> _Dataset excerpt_
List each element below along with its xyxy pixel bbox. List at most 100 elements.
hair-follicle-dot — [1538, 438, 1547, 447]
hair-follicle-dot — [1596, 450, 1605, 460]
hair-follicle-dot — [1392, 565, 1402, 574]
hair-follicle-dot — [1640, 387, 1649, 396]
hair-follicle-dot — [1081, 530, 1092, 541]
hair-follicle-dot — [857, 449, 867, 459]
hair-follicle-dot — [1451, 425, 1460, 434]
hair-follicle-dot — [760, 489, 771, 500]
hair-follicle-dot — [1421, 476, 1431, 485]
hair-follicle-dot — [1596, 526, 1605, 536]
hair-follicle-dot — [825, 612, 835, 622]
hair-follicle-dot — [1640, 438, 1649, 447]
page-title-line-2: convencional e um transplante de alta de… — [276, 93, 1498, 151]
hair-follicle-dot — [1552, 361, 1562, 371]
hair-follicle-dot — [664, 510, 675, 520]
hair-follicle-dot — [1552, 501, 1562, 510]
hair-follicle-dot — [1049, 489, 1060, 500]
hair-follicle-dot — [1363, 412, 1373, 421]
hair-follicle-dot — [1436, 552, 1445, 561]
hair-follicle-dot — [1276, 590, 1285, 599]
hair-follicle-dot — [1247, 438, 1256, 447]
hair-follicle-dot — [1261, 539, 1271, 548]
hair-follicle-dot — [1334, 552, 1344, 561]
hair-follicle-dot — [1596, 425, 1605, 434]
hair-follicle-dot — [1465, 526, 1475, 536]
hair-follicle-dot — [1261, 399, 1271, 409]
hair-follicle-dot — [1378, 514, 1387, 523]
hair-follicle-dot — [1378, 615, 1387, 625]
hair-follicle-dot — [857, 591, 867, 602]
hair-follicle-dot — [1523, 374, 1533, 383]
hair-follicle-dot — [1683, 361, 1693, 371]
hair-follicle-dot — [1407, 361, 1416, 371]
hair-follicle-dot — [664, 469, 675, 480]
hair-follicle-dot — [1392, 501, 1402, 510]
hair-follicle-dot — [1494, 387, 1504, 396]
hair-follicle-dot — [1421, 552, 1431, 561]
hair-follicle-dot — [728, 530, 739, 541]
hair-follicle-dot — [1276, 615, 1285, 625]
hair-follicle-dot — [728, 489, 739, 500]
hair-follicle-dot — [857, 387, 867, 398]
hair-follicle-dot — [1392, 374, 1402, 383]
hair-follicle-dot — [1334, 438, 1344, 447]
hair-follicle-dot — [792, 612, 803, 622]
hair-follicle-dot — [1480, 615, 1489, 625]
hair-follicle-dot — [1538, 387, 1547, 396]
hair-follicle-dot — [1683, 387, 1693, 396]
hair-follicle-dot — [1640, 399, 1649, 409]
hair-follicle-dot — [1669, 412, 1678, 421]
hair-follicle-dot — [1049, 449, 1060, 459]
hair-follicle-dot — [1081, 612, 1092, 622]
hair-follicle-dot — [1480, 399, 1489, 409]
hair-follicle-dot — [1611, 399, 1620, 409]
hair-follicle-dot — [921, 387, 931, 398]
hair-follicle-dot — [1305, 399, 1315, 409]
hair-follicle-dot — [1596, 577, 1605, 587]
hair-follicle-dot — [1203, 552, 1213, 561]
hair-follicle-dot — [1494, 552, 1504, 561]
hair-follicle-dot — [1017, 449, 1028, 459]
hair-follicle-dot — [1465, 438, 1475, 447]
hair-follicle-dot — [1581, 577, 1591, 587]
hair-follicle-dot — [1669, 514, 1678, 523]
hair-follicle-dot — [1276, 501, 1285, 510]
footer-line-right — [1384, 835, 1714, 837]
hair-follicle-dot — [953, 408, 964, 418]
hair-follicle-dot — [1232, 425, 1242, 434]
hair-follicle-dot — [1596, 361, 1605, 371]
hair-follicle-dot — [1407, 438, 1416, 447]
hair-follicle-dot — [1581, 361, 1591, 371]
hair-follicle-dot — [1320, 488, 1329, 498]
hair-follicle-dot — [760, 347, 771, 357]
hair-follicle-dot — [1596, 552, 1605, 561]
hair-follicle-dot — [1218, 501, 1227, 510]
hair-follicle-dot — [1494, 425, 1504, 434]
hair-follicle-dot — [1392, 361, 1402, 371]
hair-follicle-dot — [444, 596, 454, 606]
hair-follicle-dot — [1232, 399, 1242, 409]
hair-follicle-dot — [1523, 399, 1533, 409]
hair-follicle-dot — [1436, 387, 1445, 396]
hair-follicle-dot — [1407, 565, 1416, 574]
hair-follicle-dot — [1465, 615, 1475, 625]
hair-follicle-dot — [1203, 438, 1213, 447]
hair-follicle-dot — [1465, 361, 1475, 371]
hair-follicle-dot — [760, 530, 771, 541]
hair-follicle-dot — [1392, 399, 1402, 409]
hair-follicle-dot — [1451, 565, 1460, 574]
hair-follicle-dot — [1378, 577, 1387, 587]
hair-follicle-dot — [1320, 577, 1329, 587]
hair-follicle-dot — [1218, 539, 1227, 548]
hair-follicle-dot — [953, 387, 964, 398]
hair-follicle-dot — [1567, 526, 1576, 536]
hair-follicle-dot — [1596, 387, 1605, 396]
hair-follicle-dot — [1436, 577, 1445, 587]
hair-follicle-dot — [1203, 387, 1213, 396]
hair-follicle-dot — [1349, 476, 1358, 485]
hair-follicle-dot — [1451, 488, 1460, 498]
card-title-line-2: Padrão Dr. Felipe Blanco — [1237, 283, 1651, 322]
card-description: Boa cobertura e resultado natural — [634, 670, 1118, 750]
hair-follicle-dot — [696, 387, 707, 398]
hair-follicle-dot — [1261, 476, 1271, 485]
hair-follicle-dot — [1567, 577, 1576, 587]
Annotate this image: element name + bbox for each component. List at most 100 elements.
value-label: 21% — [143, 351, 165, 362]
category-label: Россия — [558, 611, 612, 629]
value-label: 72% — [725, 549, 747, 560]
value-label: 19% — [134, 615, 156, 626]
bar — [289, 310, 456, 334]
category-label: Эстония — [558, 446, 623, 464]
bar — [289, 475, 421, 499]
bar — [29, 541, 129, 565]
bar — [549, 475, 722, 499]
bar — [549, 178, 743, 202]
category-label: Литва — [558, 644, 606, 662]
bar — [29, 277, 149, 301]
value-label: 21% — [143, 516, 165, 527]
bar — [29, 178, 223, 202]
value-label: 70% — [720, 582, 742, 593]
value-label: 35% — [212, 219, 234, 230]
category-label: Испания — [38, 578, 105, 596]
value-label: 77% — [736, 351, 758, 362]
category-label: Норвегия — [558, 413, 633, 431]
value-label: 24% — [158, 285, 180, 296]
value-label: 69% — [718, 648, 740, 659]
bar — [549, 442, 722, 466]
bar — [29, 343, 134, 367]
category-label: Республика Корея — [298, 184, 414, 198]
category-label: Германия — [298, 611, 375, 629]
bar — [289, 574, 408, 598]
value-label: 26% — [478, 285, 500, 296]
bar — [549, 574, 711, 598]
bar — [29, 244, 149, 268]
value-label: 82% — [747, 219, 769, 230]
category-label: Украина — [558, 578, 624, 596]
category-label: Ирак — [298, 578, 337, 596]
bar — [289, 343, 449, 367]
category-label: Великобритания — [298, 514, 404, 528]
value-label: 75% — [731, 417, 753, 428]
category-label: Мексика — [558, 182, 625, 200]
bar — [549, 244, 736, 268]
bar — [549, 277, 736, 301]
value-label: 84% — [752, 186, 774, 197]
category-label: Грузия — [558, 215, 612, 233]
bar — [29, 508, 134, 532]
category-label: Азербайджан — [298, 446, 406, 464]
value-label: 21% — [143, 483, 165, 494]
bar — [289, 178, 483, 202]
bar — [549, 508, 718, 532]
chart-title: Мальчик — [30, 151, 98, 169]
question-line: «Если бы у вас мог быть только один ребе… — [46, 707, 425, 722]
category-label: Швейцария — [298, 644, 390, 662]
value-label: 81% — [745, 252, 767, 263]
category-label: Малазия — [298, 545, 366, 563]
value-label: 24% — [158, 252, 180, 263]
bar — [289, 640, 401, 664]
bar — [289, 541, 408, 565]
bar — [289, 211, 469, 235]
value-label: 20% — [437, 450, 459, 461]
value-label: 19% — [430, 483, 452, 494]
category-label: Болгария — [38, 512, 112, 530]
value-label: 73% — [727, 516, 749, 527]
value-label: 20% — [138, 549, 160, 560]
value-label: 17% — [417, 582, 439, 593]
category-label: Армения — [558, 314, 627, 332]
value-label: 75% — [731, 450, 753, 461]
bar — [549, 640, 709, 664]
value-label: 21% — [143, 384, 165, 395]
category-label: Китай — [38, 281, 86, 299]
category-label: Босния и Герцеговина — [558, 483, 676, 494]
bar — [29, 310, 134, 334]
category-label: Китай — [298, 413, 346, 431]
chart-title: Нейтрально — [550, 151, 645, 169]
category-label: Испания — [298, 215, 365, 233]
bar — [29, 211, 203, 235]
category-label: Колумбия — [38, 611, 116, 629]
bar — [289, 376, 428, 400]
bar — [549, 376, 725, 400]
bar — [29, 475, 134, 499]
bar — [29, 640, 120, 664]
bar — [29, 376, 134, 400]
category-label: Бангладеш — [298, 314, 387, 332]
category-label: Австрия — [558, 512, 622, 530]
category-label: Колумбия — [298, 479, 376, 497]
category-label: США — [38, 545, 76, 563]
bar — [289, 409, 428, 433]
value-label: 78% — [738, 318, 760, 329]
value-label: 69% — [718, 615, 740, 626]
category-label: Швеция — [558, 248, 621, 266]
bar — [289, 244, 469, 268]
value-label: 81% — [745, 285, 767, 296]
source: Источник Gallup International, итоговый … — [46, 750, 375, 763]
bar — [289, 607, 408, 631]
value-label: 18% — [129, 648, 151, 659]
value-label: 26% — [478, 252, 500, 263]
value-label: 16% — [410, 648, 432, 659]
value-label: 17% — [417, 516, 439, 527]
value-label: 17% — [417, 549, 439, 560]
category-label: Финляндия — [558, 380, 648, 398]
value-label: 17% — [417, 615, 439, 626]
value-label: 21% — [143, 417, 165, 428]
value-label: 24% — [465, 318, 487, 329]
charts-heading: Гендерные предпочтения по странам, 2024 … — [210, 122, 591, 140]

> _Prompt_
Express the lines from the start of the records through the line containing "hair-follicle-dot — [1669, 412, 1678, 421]", inclusive, as a JSON list of strings, one string per line, leaving out any blank lines.

> _Task response_
[
  "List each element below along with its xyxy pixel bbox. List at most 100 elements.",
  "hair-follicle-dot — [1538, 438, 1547, 447]",
  "hair-follicle-dot — [1596, 450, 1605, 460]",
  "hair-follicle-dot — [1392, 565, 1402, 574]",
  "hair-follicle-dot — [1640, 387, 1649, 396]",
  "hair-follicle-dot — [1081, 530, 1092, 541]",
  "hair-follicle-dot — [857, 449, 867, 459]",
  "hair-follicle-dot — [1451, 425, 1460, 434]",
  "hair-follicle-dot — [760, 489, 771, 500]",
  "hair-follicle-dot — [1421, 476, 1431, 485]",
  "hair-follicle-dot — [1596, 526, 1605, 536]",
  "hair-follicle-dot — [825, 612, 835, 622]",
  "hair-follicle-dot — [1640, 438, 1649, 447]",
  "page-title-line-2: convencional e um transplante de alta de… — [276, 93, 1498, 151]",
  "hair-follicle-dot — [1552, 361, 1562, 371]",
  "hair-follicle-dot — [664, 510, 675, 520]",
  "hair-follicle-dot — [1552, 501, 1562, 510]",
  "hair-follicle-dot — [1049, 489, 1060, 500]",
  "hair-follicle-dot — [1363, 412, 1373, 421]",
  "hair-follicle-dot — [1436, 552, 1445, 561]",
  "hair-follicle-dot — [1276, 590, 1285, 599]",
  "hair-follicle-dot — [1247, 438, 1256, 447]",
  "hair-follicle-dot — [1261, 539, 1271, 548]",
  "hair-follicle-dot — [1334, 552, 1344, 561]",
  "hair-follicle-dot — [1596, 425, 1605, 434]",
  "hair-follicle-dot — [1465, 526, 1475, 536]",
  "hair-follicle-dot — [1261, 399, 1271, 409]",
  "hair-follicle-dot — [1378, 514, 1387, 523]",
  "hair-follicle-dot — [1378, 615, 1387, 625]",
  "hair-follicle-dot — [857, 591, 867, 602]",
  "hair-follicle-dot — [1523, 374, 1533, 383]",
  "hair-follicle-dot — [1683, 361, 1693, 371]",
  "hair-follicle-dot — [1407, 361, 1416, 371]",
  "hair-follicle-dot — [664, 469, 675, 480]",
  "hair-follicle-dot — [1392, 501, 1402, 510]",
  "hair-follicle-dot — [1494, 387, 1504, 396]",
  "hair-follicle-dot — [1421, 552, 1431, 561]",
  "hair-follicle-dot — [728, 530, 739, 541]",
  "hair-follicle-dot — [1276, 615, 1285, 625]",
  "hair-follicle-dot — [728, 489, 739, 500]",
  "hair-follicle-dot — [857, 387, 867, 398]",
  "hair-follicle-dot — [1392, 374, 1402, 383]",
  "hair-follicle-dot — [1334, 438, 1344, 447]",
  "hair-follicle-dot — [792, 612, 803, 622]",
  "hair-follicle-dot — [1480, 615, 1489, 625]",
  "hair-follicle-dot — [1538, 387, 1547, 396]",
  "hair-follicle-dot — [1683, 387, 1693, 396]",
  "hair-follicle-dot — [1640, 399, 1649, 409]",
  "hair-follicle-dot — [1669, 412, 1678, 421]"
]